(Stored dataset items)
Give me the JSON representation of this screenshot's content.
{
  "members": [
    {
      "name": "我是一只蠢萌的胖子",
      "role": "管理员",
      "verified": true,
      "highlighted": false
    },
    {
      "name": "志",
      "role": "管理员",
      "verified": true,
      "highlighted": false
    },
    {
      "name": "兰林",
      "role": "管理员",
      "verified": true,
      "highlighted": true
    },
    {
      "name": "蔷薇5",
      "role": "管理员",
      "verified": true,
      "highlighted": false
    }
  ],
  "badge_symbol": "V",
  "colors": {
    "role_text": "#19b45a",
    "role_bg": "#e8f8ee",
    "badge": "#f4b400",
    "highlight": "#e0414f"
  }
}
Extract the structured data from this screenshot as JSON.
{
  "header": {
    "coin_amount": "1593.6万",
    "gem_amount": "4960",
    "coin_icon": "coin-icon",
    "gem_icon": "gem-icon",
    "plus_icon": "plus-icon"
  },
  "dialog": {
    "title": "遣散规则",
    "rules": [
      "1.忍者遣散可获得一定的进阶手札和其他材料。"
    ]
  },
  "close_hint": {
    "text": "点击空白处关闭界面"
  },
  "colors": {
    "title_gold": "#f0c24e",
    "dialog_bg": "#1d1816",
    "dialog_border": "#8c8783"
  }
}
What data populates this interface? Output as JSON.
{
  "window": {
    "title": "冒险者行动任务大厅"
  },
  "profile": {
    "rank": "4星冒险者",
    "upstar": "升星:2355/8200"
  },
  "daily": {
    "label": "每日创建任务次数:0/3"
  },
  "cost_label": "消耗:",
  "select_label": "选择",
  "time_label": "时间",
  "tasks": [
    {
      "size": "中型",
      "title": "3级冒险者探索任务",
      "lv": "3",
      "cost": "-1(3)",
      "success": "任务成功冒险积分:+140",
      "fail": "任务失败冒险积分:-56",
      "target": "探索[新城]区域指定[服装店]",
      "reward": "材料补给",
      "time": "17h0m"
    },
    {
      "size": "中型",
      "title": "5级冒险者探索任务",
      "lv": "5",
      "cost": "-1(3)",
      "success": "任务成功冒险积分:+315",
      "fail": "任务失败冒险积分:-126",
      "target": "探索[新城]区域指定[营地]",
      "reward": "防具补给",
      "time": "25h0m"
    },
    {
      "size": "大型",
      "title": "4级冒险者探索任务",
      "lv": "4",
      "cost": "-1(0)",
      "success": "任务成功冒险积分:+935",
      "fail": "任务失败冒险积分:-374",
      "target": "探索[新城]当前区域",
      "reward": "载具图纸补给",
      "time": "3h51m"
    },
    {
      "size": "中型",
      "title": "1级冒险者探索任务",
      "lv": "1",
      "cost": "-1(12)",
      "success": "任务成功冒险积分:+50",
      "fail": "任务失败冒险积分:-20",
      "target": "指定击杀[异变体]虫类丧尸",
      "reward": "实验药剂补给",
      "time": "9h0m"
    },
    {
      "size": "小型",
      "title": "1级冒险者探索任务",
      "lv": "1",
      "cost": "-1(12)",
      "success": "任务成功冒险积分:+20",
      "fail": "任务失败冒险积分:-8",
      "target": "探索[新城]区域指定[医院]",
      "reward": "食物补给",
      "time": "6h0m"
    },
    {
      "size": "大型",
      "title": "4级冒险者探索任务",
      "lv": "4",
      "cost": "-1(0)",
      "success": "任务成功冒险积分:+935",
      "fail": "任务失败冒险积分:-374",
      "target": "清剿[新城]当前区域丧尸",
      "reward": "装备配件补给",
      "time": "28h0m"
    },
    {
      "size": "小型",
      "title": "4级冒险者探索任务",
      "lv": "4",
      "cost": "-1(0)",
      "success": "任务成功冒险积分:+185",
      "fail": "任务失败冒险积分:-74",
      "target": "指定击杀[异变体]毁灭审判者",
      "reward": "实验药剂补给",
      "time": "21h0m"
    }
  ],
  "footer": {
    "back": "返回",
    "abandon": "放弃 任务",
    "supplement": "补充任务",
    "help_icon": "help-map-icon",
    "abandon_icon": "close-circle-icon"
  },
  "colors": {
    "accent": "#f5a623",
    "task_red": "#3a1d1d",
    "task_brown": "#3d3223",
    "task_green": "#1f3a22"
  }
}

**GIVEN PROBLEM:** Copy each line of the records above that carries the word "reward".

**EXERCISE RESPONSE:**
      "reward": "材料补给",
      "reward": "防具补给",
      "reward": "载具图纸补给",
      "reward": "实验药剂补给",
      "reward": "食物补给",
      "reward": "装备配件补给",
      "reward": "实验药剂补给",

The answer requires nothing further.